Goal of the exercise
Look for the string "side" and copy every line that has it.

[Saved entries]
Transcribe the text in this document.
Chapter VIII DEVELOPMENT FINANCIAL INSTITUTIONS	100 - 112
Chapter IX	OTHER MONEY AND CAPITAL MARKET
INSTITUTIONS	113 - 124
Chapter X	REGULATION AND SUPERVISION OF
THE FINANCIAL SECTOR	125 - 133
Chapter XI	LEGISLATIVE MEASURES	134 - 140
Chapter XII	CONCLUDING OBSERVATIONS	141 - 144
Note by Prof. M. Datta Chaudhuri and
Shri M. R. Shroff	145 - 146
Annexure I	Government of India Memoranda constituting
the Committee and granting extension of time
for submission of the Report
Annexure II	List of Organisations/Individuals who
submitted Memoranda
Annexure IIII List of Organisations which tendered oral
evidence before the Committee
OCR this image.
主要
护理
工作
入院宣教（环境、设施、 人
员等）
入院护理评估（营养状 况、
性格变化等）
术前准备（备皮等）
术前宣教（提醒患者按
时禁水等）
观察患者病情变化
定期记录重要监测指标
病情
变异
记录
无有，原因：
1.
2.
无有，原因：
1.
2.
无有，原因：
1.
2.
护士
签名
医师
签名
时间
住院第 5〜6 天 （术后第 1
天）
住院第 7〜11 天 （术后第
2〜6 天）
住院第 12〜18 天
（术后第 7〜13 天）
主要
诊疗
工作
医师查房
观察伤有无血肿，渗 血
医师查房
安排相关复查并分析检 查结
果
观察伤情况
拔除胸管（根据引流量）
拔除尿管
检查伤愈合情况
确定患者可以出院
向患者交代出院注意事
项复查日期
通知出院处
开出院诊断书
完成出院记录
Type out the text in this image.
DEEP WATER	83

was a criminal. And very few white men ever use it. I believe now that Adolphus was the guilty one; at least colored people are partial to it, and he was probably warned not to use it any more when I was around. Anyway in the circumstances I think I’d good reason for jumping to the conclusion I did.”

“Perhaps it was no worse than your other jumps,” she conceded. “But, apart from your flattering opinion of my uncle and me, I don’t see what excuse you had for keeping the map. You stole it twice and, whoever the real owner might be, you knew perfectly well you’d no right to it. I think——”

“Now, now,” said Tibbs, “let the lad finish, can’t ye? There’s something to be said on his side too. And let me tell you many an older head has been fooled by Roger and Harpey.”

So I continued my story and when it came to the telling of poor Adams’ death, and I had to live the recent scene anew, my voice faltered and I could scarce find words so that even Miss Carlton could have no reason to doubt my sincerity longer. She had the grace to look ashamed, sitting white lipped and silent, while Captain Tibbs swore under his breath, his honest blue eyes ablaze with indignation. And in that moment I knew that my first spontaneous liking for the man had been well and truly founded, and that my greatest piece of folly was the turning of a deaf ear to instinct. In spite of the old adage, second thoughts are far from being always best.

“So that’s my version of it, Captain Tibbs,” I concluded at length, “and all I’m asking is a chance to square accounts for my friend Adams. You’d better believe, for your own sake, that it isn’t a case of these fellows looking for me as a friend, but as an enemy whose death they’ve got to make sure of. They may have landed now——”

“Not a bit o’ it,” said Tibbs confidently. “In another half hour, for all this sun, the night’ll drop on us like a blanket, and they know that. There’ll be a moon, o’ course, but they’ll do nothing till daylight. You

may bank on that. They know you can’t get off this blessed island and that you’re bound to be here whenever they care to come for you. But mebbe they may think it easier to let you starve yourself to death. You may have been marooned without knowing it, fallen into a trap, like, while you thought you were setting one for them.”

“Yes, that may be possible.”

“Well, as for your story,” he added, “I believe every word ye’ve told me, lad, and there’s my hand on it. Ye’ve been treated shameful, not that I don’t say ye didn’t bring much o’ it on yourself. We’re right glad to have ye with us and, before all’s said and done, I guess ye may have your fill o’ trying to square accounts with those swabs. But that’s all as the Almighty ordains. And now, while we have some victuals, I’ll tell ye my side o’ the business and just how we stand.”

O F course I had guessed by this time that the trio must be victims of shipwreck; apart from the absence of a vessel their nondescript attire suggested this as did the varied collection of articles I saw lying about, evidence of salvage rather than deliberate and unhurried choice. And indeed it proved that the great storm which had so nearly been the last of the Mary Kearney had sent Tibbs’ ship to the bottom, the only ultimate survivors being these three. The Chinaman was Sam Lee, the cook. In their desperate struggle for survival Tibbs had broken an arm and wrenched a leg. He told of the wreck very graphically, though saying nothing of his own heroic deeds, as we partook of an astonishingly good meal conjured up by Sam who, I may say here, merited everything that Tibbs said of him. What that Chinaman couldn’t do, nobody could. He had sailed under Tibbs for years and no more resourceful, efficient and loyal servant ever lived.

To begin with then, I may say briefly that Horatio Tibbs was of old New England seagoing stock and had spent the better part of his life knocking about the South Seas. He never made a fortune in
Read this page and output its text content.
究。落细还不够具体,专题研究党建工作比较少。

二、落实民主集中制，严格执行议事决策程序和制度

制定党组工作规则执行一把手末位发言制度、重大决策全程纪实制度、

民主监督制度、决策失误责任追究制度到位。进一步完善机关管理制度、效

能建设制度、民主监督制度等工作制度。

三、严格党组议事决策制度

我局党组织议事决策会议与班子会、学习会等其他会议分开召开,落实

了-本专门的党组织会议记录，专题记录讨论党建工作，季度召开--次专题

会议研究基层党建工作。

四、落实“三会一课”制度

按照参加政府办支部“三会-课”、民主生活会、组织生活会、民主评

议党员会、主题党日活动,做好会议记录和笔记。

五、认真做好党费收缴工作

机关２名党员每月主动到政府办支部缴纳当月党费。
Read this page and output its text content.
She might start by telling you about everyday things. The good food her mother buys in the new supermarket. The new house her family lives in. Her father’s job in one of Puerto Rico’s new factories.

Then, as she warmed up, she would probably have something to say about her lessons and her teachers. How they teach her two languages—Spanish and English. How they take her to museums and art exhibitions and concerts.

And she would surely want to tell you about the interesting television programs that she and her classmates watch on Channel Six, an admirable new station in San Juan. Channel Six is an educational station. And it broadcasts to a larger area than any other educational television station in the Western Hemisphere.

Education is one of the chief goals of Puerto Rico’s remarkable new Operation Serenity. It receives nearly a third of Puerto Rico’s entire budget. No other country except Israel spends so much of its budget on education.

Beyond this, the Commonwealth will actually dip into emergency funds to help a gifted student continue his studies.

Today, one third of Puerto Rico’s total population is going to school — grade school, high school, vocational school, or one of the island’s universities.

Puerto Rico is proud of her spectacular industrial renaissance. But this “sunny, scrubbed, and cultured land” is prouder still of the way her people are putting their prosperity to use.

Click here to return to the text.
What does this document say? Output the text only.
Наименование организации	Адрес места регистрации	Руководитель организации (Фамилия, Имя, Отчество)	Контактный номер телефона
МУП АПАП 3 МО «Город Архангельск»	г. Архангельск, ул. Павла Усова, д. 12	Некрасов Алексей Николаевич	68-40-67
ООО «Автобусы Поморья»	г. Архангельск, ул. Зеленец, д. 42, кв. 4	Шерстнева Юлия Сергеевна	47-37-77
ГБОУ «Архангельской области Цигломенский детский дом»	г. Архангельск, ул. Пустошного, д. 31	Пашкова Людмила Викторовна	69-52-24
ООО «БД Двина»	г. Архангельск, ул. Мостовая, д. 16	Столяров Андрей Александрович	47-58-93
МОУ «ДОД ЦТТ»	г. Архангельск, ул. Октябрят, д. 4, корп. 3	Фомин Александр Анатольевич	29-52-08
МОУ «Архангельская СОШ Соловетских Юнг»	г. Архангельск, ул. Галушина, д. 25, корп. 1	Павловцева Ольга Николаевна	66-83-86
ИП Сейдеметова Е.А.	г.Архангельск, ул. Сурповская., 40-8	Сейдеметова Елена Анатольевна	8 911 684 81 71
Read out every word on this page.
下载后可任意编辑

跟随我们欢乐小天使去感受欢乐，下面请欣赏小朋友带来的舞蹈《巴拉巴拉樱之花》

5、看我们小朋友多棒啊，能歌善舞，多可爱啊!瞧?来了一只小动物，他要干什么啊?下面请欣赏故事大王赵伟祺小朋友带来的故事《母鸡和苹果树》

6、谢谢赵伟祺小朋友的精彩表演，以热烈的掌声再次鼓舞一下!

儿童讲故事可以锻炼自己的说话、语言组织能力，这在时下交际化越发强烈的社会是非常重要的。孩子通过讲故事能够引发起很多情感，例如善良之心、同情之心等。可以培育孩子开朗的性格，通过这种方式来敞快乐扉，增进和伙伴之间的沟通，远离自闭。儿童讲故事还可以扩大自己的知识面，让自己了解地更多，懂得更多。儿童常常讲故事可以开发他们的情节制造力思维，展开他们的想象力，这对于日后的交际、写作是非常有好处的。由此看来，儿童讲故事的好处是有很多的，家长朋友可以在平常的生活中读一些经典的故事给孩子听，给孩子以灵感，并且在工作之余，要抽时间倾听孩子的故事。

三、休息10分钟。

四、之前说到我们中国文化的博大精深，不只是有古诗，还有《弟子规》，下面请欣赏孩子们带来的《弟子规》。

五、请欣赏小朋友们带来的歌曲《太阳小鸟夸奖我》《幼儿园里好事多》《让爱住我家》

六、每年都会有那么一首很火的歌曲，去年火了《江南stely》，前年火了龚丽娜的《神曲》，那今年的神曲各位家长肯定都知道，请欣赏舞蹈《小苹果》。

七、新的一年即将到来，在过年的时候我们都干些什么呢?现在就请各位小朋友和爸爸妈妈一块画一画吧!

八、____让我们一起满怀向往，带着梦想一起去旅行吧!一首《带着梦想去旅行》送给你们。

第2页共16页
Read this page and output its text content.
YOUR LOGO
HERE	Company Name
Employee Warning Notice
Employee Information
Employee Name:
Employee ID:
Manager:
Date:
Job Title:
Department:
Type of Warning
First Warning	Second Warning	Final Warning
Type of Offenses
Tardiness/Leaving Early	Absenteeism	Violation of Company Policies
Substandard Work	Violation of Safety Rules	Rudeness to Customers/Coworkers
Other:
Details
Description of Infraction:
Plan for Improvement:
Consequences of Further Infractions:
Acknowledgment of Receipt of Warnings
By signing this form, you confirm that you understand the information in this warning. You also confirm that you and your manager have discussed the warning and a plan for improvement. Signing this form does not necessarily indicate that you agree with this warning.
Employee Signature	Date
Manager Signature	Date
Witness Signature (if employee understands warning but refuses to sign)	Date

Output of the task
“Now, now,” said Tibbs, “let the lad finish, can’t ye? There’s something to be said on his side too. And let me tell you many an older head has been fooled by Roger and Harpey.”
“Well, as for your story,” he added, “I believe every word ye’ve told me, lad, and there’s my hand on it. Ye’ve been treated shameful, not that I don’t say ye didn’t bring much o’ it on yourself. We’re right glad to have ye with us and, before all’s said and done, I guess ye may have your fill o’ trying to square accounts with those swabs. But that’s all as the Almighty ordains. And now, while we have some victuals, I’ll tell ye my side o’ the business and just how we stand.”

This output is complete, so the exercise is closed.